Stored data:
• • • • • • •

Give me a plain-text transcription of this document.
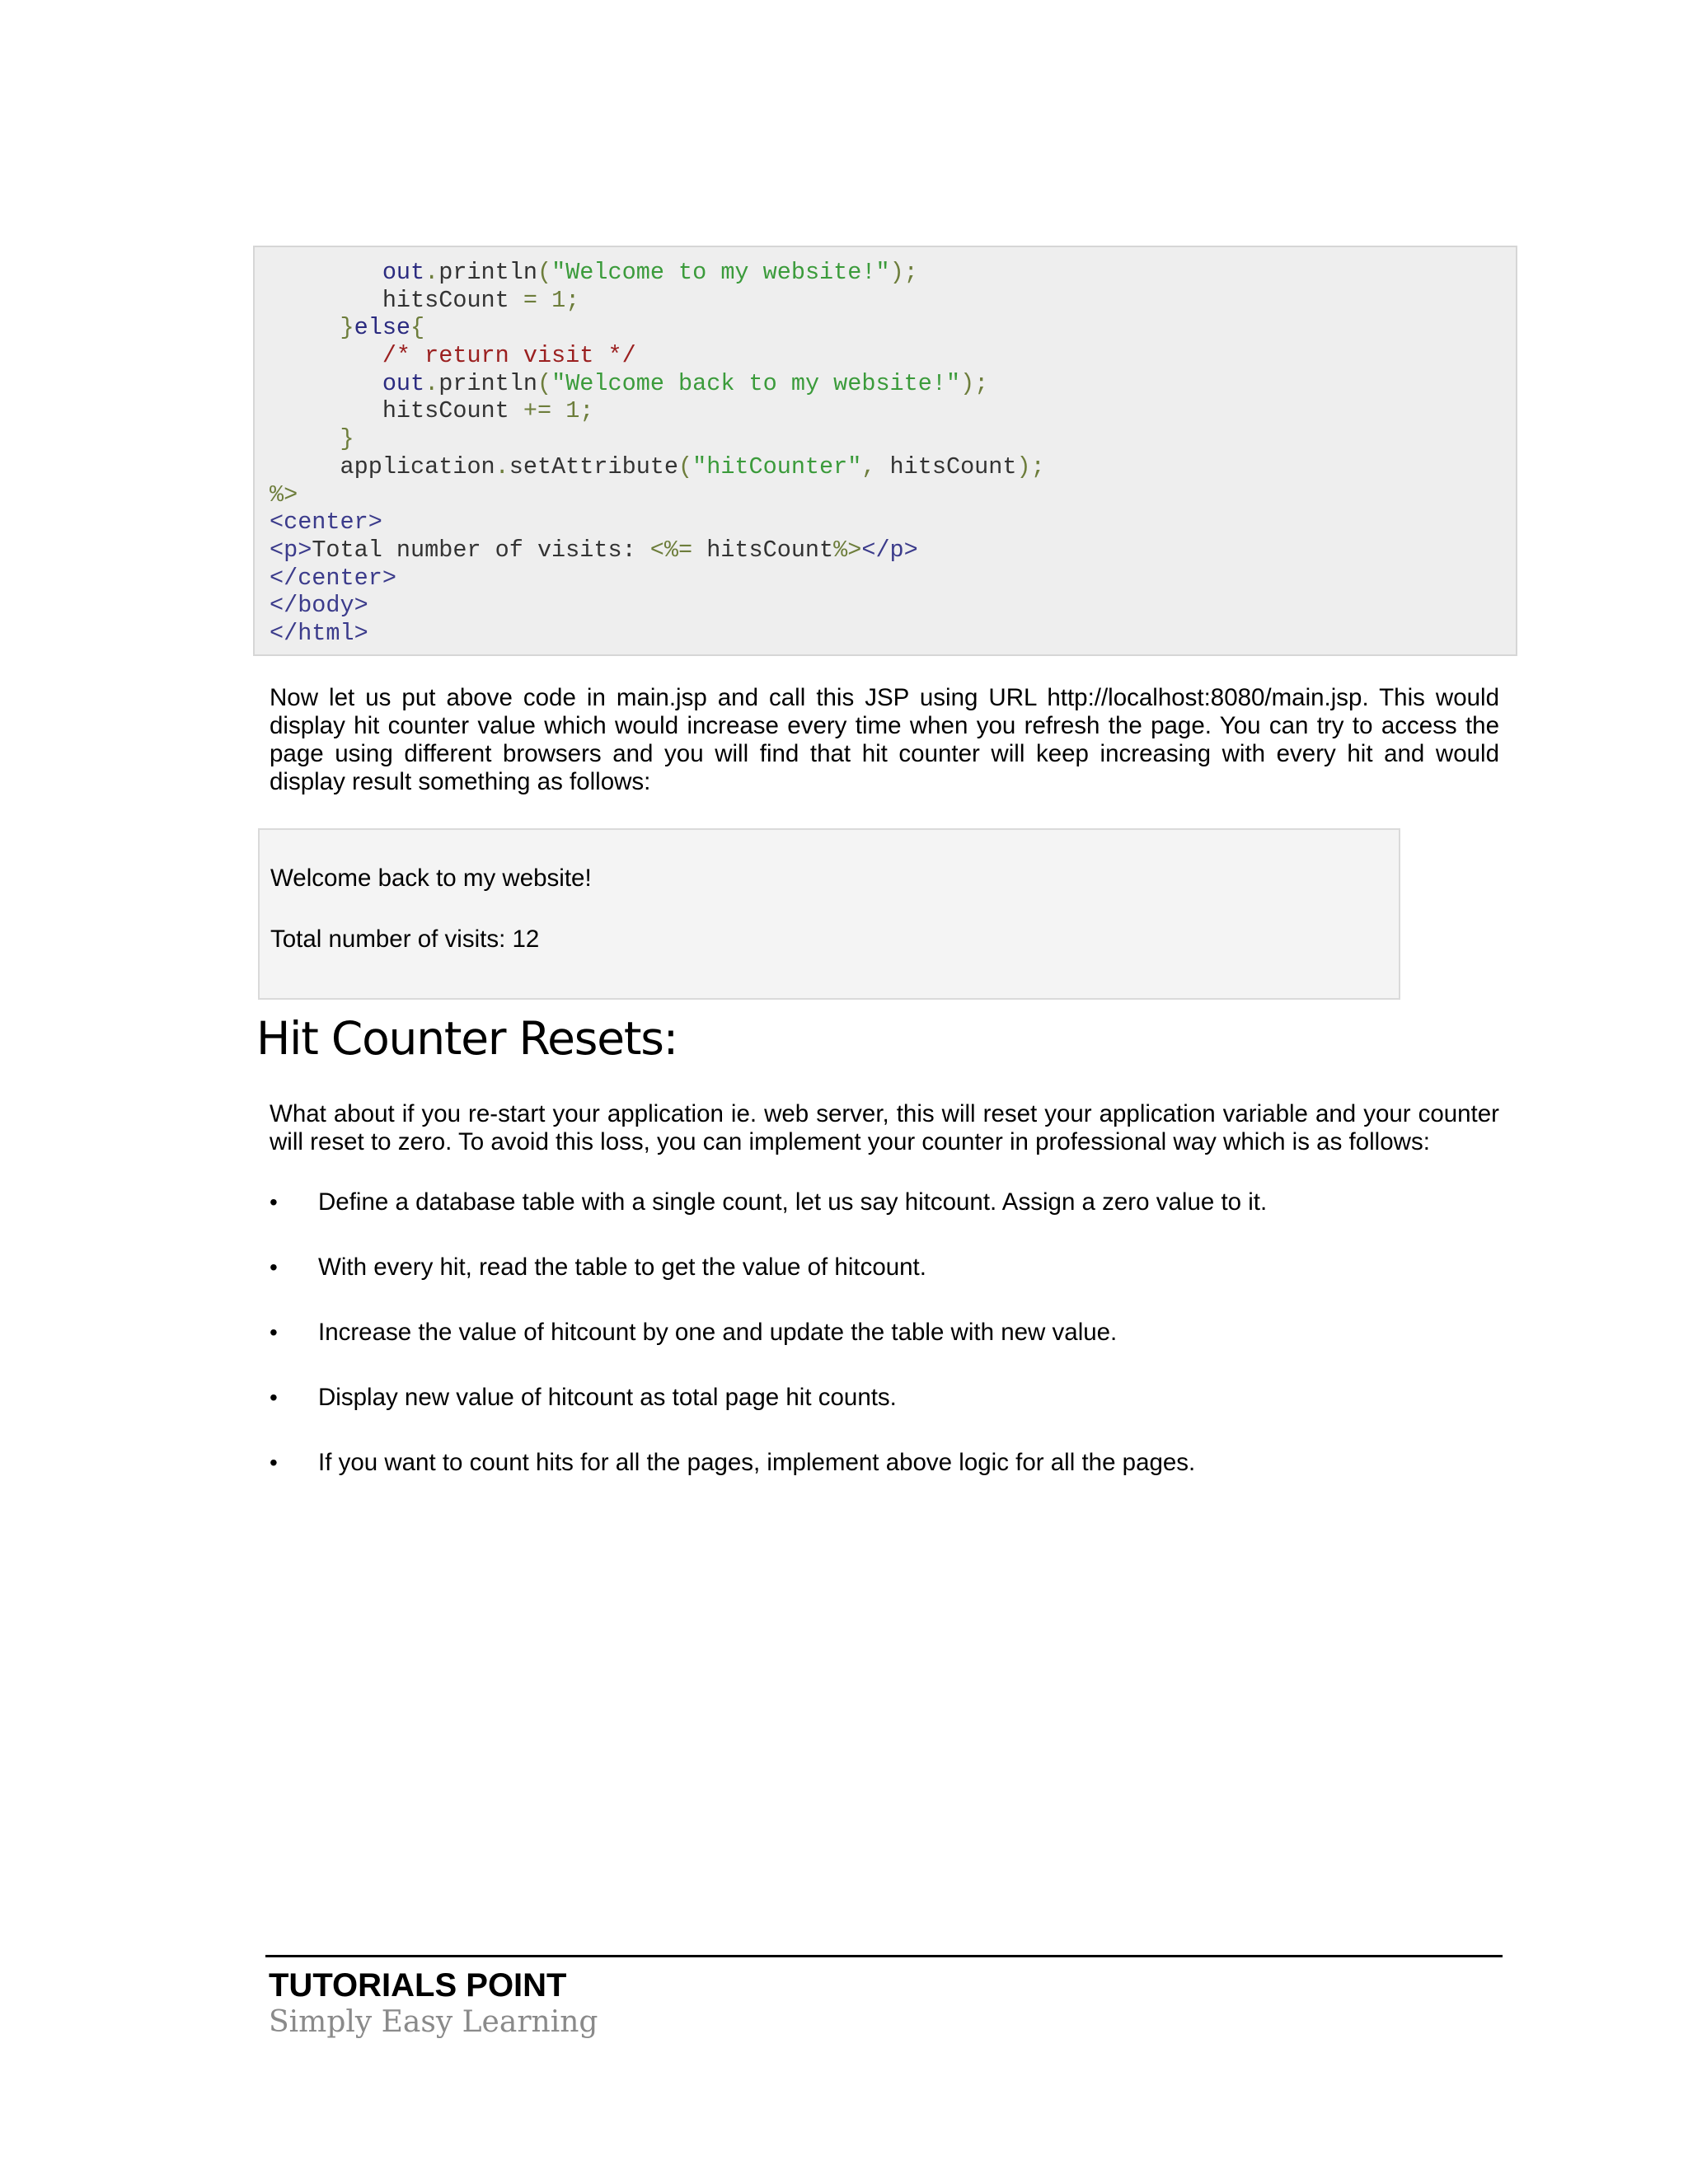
out.println("Welcome to my website!");
hitsCount = 1;
}else{
/* return visit */
out.println("Welcome back to my website!");
hitsCount += 1;
}
application.setAttribute("hitCounter", hitsCount);
%>
<center>
<p>Total number of visits: <%= hitsCount%></p>
</center>
</body>
</html>
Now let us put above code in main.jsp and call this JSP using URL http://localhost:8080/main.jsp. This would display hit counter value which would increase every time when you refresh the page. You can try to access the page using different browsers and you will find that hit counter will keep increasing with every hit and would display result something as follows:
Welcome back to my website!
Total number of visits: 12
Hit Counter Resets:
What about if you re-start your application ie. web server, this will reset your application variable and your counter will reset to zero. To avoid this loss, you can implement your counter in professional way which is as follows:
• Define a database table with a single count, let us say hitcount. Assign a zero value to it.
• With every hit, read the table to get the value of hitcount.
• Increase the value of hitcount by one and update the table with new value.
• Display new value of hitcount as total page hit counts.
• If you want to count hits for all the pages, implement above logic for all the pages.
TUTORIALS POINT
Simply Easy Learning
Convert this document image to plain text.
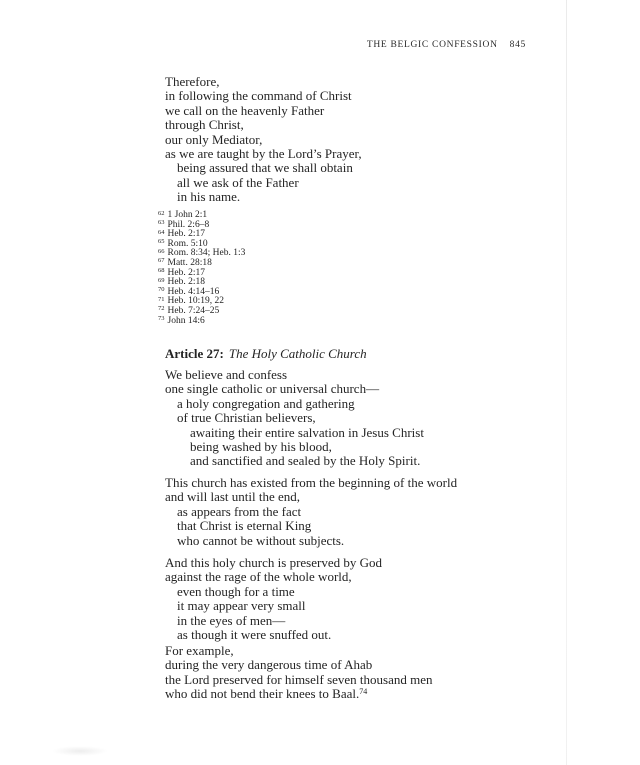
THE BELGIC CONFESSION 845
Therefore,
in following the command of Christ
we call on the heavenly Father
through Christ,
our only Mediator,
as we are taught by the Lord’s Prayer,
being assured that we shall obtain
all we ask of the Father
in his name.
$^{62}$ 1 John 2:1
$^{63}$ Phil. 2:6–8
$^{64}$ Heb. 2:17
$^{65}$ Rom. 5:10
$^{66}$ Rom. 8:34; Heb. 1:3
$^{67}$ Matt. 28:18
$^{68}$ Heb. 2:17
$^{69}$ Heb. 2:18
$^{70}$ Heb. 4:14–16
$^{71}$ Heb. 10:19, 22
$^{72}$ Heb. 7:24–25
$^{73}$ John 14:6
Article 27: The Holy Catholic Church
We believe and confess
one single catholic or universal church—
a holy congregation and gathering
of true Christian believers,
awaiting their entire salvation in Jesus Christ
being washed by his blood,
and sanctified and sealed by the Holy Spirit.
This church has existed from the beginning of the world
and will last until the end,
as appears from the fact
that Christ is eternal King
who cannot be without subjects.
And this holy church is preserved by God
against the rage of the whole world,
even though for a time
it may appear very small
in the eyes of men—
as though it were snuffed out.
For example,
during the very dangerous time of Ahab
the Lord preserved for himself seven thousand men
who did not bend their knees to Baal.$^{74}$
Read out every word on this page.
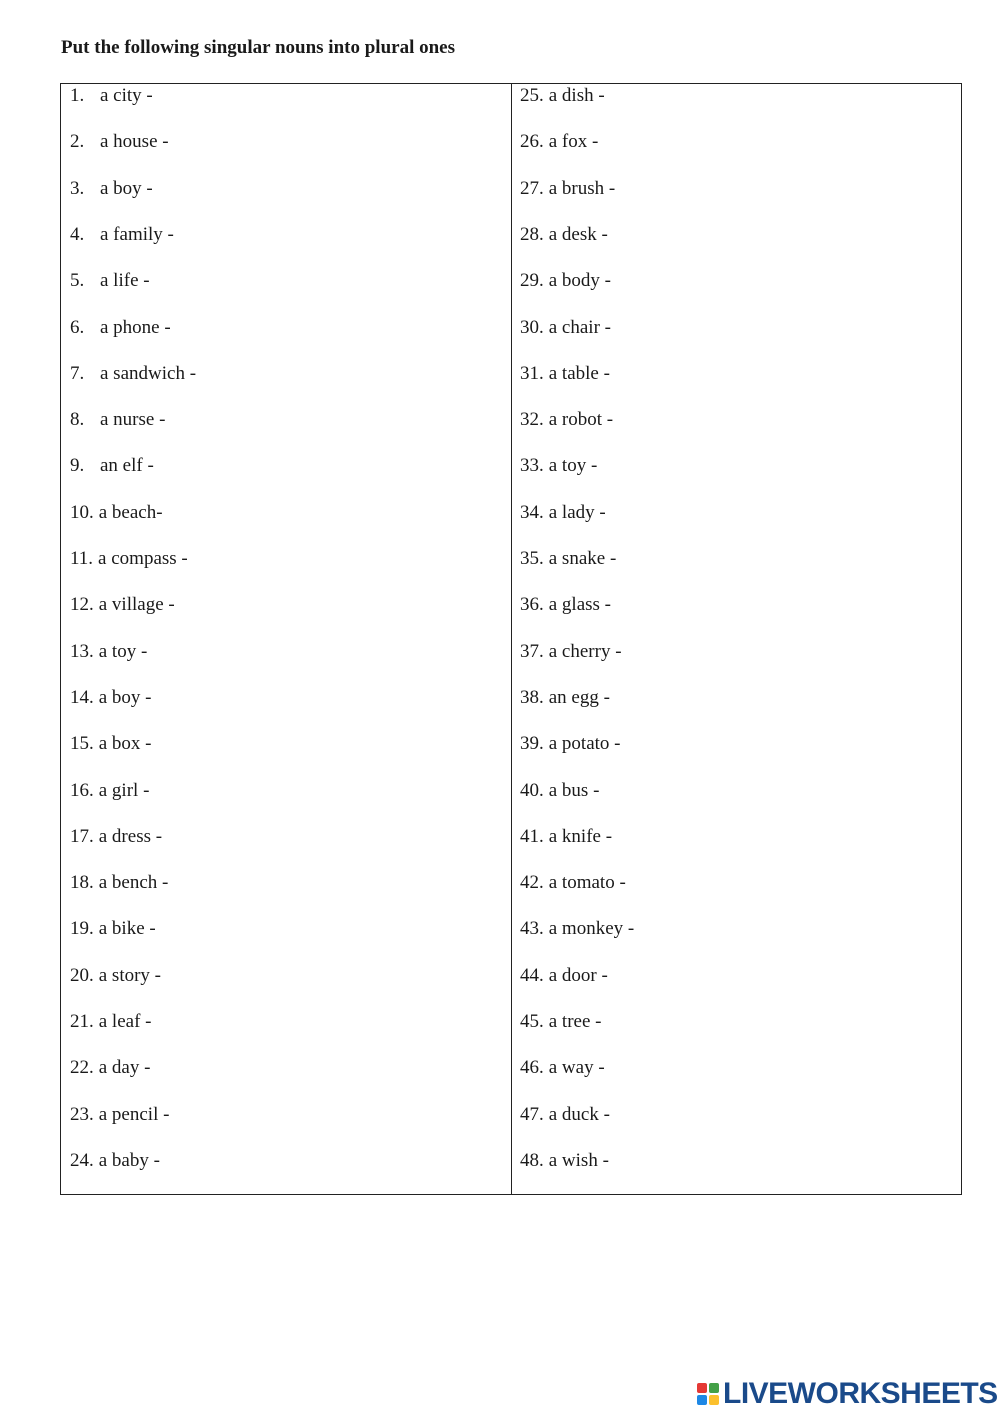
Put the following singular nouns into plural ones

1. a city -
2. a house -
3. a boy -
4. a family -
5. a life -
6. a phone -
7. a sandwich -
8. a nurse -
9. an elf -
10. a beach-
11. a compass -
12. a village -
13. a toy -
14. a boy -
15. a box -
16. a girl -
17. a dress -
18. a bench -
19. a bike -
20. a story -
21. a leaf -
22. a day -
23. a pencil -
24. a baby -
25. a dish -
26. a fox -
27. a brush -
28. a desk -
29. a body -
30. a chair -
31. a table -
32. a robot -
33. a toy -
34. a lady -
35. a snake -
36. a glass -
37. a cherry -
38. an egg -
39. a potato -
40. a bus -
41. a knife -
42. a tomato -
43. a monkey -
44. a door -
45. a tree -
46. a way -
47. a duck -
48. a wish -
LIVEWORKSHEETS
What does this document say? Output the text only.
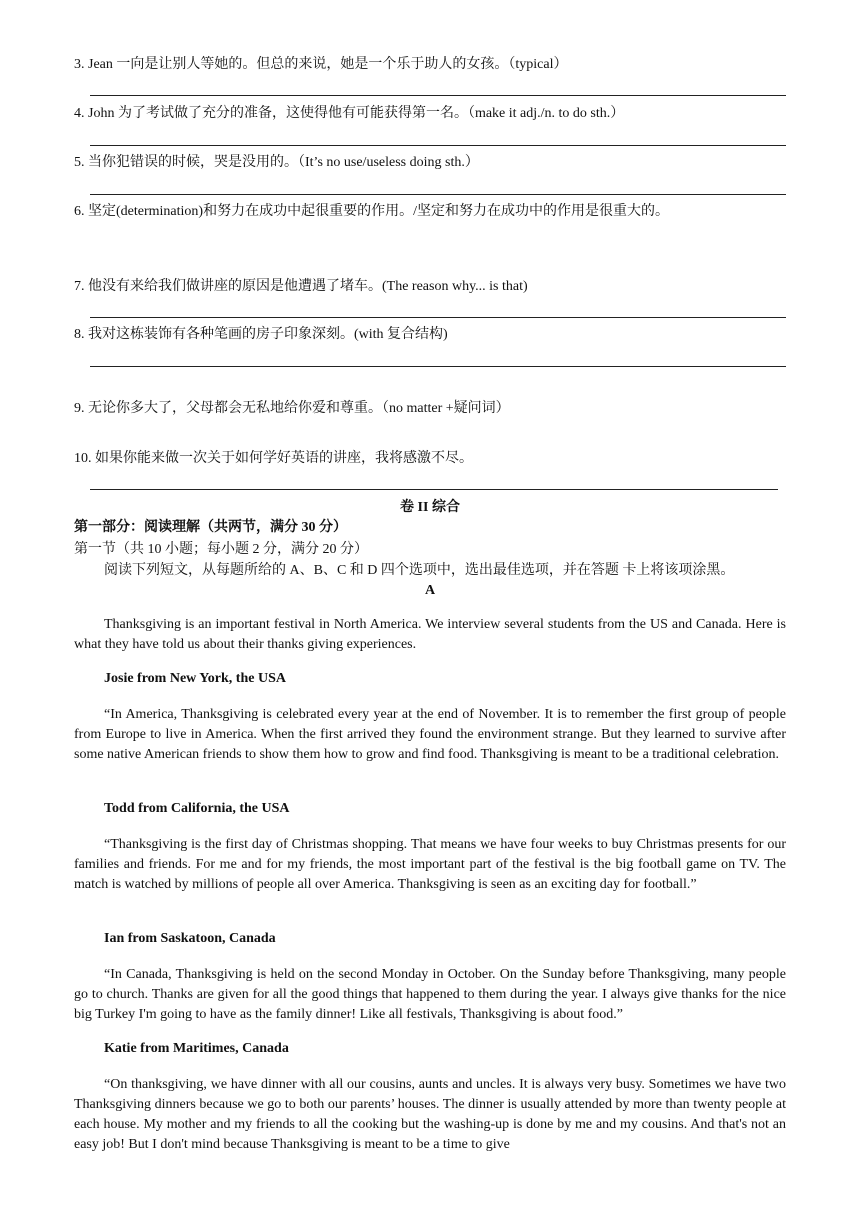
3. Jean 一向是让别人等她的。但总的来说，她是一个乐于助人的女孩。（typical）
4. John 为了考试做了充分的准备，这使得他有可能获得第一名。（make it adj./n. to do sth.）
5. 当你犯错误的时候，哭是没用的。（It’s no use/useless doing sth.）
6. 坚定(determination)和努力在成功中起很重要的作用。/坚定和努力在成功中的作用是很重大的。
7. 他没有来给我们做讲座的原因是他遭遇了堵车。(The reason why... is that)
8. 我对这栋装饰有各种笔画的房子印象深刻。(with 复合结构)
9. 无论你多大了，父母都会无私地给你爱和尊重。（no matter +疑问词）
10. 如果你能来做一次关于如何学好英语的讲座，我将感激不尽。
卷 II 综合
第一部分：阅读理解（共两节，满分 30 分）
第一节（共 10 小题；每小题 2 分，满分 20 分）
阅读下列短文，从每题所给的 A、B、C 和 D 四个选项中，选出最佳选项，并在答题 卡上将该项涂黑。
A
Thanksgiving is an important festival in North America. We interview several students from the US and Canada. Here is what they have told us about their thanks giving experiences.
Josie from New York, the USA
“In America, Thanksgiving is celebrated every year at the end of November. It is to remember the first group of people from Europe to live in America. When the first arrived they found the environment strange. But they learned to survive after some native American friends to show them how to grow and find food. Thanksgiving is meant to be a traditional celebration.
Todd from California, the USA
“Thanksgiving is the first day of Christmas shopping. That means we have four weeks to buy Christmas presents for our families and friends. For me and for my friends, the most important part of the festival is the big football game on TV. The match is watched by millions of people all over America. Thanksgiving is seen as an exciting day for football.”
Ian from Saskatoon, Canada
“In Canada, Thanksgiving is held on the second Monday in October. On the Sunday before Thanksgiving, many people go to church. Thanks are given for all the good things that happened to them during the year. I always give thanks for the nice big Turkey I'm going to have as the family dinner! Like all festivals, Thanksgiving is about food.”
Katie from Maritimes, Canada
“On thanksgiving, we have dinner with all our cousins, aunts and uncles. It is always very busy. Sometimes we have two Thanksgiving dinners because we go to both our parents’ houses. The dinner is usually attended by more than twenty people at each house. My mother and my friends to all the cooking but the washing-up is done by me and my cousins. And that's not an easy job! But I don't mind because Thanksgiving is meant to be a time to give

• • • • • • •

Omit the pictures, then quote the rest of the material above exactly.

** Result for this task **
Give me a plain-text transcription of this document.
out.println("Welcome to my website!");
hitsCount = 1;
}else{
/* return visit */
out.println("Welcome back to my website!");
hitsCount += 1;
}
application.setAttribute("hitCounter", hitsCount);
%>
<center>
<p>Total number of visits: <%= hitsCount%></p>
</center>
</body>
</html>
Now let us put above code in main.jsp and call this JSP using URL http://localhost:8080/main.jsp. This would display hit counter value which would increase every time when you refresh the page. You can try to access the page using different browsers and you will find that hit counter will keep increasing with every hit and would display result something as follows:
Welcome back to my website!
Total number of visits: 12
Hit Counter Resets:
What about if you re-start your application ie. web server, this will reset your application variable and your counter will reset to zero. To avoid this loss, you can implement your counter in professional way which is as follows:
• Define a database table with a single count, let us say hitcount. Assign a zero value to it.
• With every hit, read the table to get the value of hitcount.
• Increase the value of hitcount by one and update the table with new value.
• Display new value of hitcount as total page hit counts.
• If you want to count hits for all the pages, implement above logic for all the pages.
TUTORIALS POINT
Simply Easy Learning
Convert this document image to plain text.
THE BELGIC CONFESSION 845
Therefore,
in following the command of Christ
we call on the heavenly Father
through Christ,
our only Mediator,
as we are taught by the Lord’s Prayer,
being assured that we shall obtain
all we ask of the Father
in his name.
$^{62}$ 1 John 2:1
$^{63}$ Phil. 2:6–8
$^{64}$ Heb. 2:17
$^{65}$ Rom. 5:10
$^{66}$ Rom. 8:34; Heb. 1:3
$^{67}$ Matt. 28:18
$^{68}$ Heb. 2:17
$^{69}$ Heb. 2:18
$^{70}$ Heb. 4:14–16
$^{71}$ Heb. 10:19, 22
$^{72}$ Heb. 7:24–25
$^{73}$ John 14:6
Article 27: The Holy Catholic Church
We believe and confess
one single catholic or universal church—
a holy congregation and gathering
of true Christian believers,
awaiting their entire salvation in Jesus Christ
being washed by his blood,
and sanctified and sealed by the Holy Spirit.
This church has existed from the beginning of the world
and will last until the end,
as appears from the fact
that Christ is eternal King
who cannot be without subjects.
And this holy church is preserved by God
against the rage of the whole world,
even though for a time
it may appear very small
in the eyes of men—
as though it were snuffed out.
For example,
during the very dangerous time of Ahab
the Lord preserved for himself seven thousand men
who did not bend their knees to Baal.$^{74}$
Read out every word on this page.
Put the following singular nouns into plural ones

1. a city -
2. a house -
3. a boy -
4. a family -
5. a life -
6. a phone -
7. a sandwich -
8. a nurse -
9. an elf -
10. a beach-
11. a compass -
12. a village -
13. a toy -
14. a boy -
15. a box -
16. a girl -
17. a dress -
18. a bench -
19. a bike -
20. a story -
21. a leaf -
22. a day -
23. a pencil -
24. a baby -
25. a dish -
26. a fox -
27. a brush -
28. a desk -
29. a body -
30. a chair -
31. a table -
32. a robot -
33. a toy -
34. a lady -
35. a snake -
36. a glass -
37. a cherry -
38. an egg -
39. a potato -
40. a bus -
41. a knife -
42. a tomato -
43. a monkey -
44. a door -
45. a tree -
46. a way -
47. a duck -
48. a wish -
LIVEWORKSHEETS
What does this document say? Output the text only.
3. Jean 一向是让别人等她的。但总的来说，她是一个乐于助人的女孩。（typical）
4. John 为了考试做了充分的准备，这使得他有可能获得第一名。（make it adj./n. to do sth.）
5. 当你犯错误的时候，哭是没用的。（It’s no use/useless doing sth.）
6. 坚定(determination)和努力在成功中起很重要的作用。/坚定和努力在成功中的作用是很重大的。
7. 他没有来给我们做讲座的原因是他遭遇了堵车。(The reason why... is that)
8. 我对这栋装饰有各种笔画的房子印象深刻。(with 复合结构)
9. 无论你多大了，父母都会无私地给你爱和尊重。（no matter +疑问词）
10. 如果你能来做一次关于如何学好英语的讲座，我将感激不尽。
卷 II 综合
第一部分：阅读理解（共两节，满分 30 分）
第一节（共 10 小题；每小题 2 分，满分 20 分）
阅读下列短文，从每题所给的 A、B、C 和 D 四个选项中，选出最佳选项，并在答题 卡上将该项涂黑。
A
Thanksgiving is an important festival in North America. We interview several students from the US and Canada. Here is what they have told us about their thanks giving experiences.
Josie from New York, the USA
“In America, Thanksgiving is celebrated every year at the end of November. It is to remember the first group of people from Europe to live in America. When the first arrived they found the environment strange. But they learned to survive after some native American friends to show them how to grow and find food. Thanksgiving is meant to be a traditional celebration.
Todd from California, the USA
“Thanksgiving is the first day of Christmas shopping. That means we have four weeks to buy Christmas presents for our families and friends. For me and for my friends, the most important part of the festival is the big football game on TV. The match is watched by millions of people all over America. Thanksgiving is seen as an exciting day for football.”
Ian from Saskatoon, Canada
“In Canada, Thanksgiving is held on the second Monday in October. On the Sunday before Thanksgiving, many people go to church. Thanks are given for all the good things that happened to them during the year. I always give thanks for the nice big Turkey I'm going to have as the family dinner! Like all festivals, Thanksgiving is about food.”
Katie from Maritimes, Canada
“On thanksgiving, we have dinner with all our cousins, aunts and uncles. It is always very busy. Sometimes we have two Thanksgiving dinners because we go to both our parents’ houses. The dinner is usually attended by more than twenty people at each house. My mother and my friends to all the cooking but the washing-up is done by me and my cousins. And that's not an easy job! But I don't mind because Thanksgiving is meant to be a time to give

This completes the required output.